### Rows
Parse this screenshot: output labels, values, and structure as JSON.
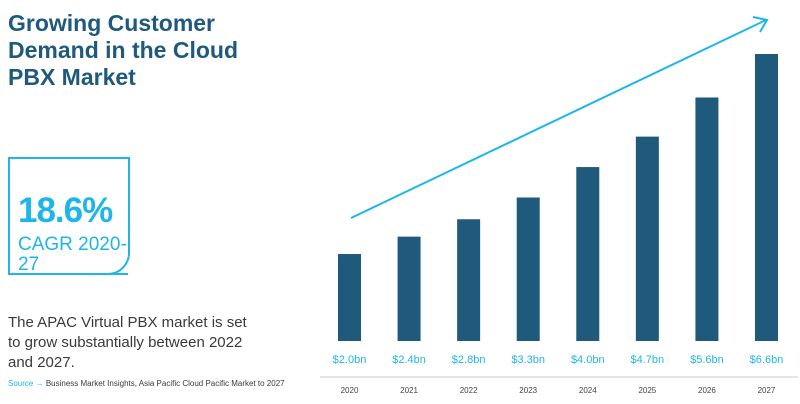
{
  "headline": {
    "title": "Growing Customer Demand in the Cloud PBX Market"
  },
  "cagr": {
    "value": "18.6%",
    "label": "CAGR 2020-27"
  },
  "description": "The APAC Virtual PBX market is set to grow substantially between 2022 and 2027.",
  "source": {
    "label": "Source",
    "arrow": "→",
    "text": "Business Market Insights, Asia Pacific Cloud Pacific Market to 2027"
  },
  "colors": {
    "bar": "#1f5a7d",
    "accent": "#1eb6ea",
    "title": "#1f5a7d"
  },
  "chart_data": {
    "type": "bar",
    "categories": [
      "2020",
      "2021",
      "2022",
      "2023",
      "2024",
      "2025",
      "2026",
      "2027"
    ],
    "values": [
      2.0,
      2.4,
      2.8,
      3.3,
      4.0,
      4.7,
      5.6,
      6.6
    ],
    "value_labels": [
      "$2.0bn",
      "$2.4bn",
      "$2.8bn",
      "$3.3bn",
      "$4.0bn",
      "$4.7bn",
      "$5.6bn",
      "$6.6bn"
    ],
    "ylim": [
      0,
      6.6
    ],
    "grid": false,
    "trend_arrow": true
  }
}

### Instruction
Search the data above for the string "Cloud" and copy each line that has it.

### Response to this task
    "title": "Growing Customer Demand in the Cloud PBX Market"
    "text": "Business Market Insights, Asia Pacific Cloud Pacific Market to 2027"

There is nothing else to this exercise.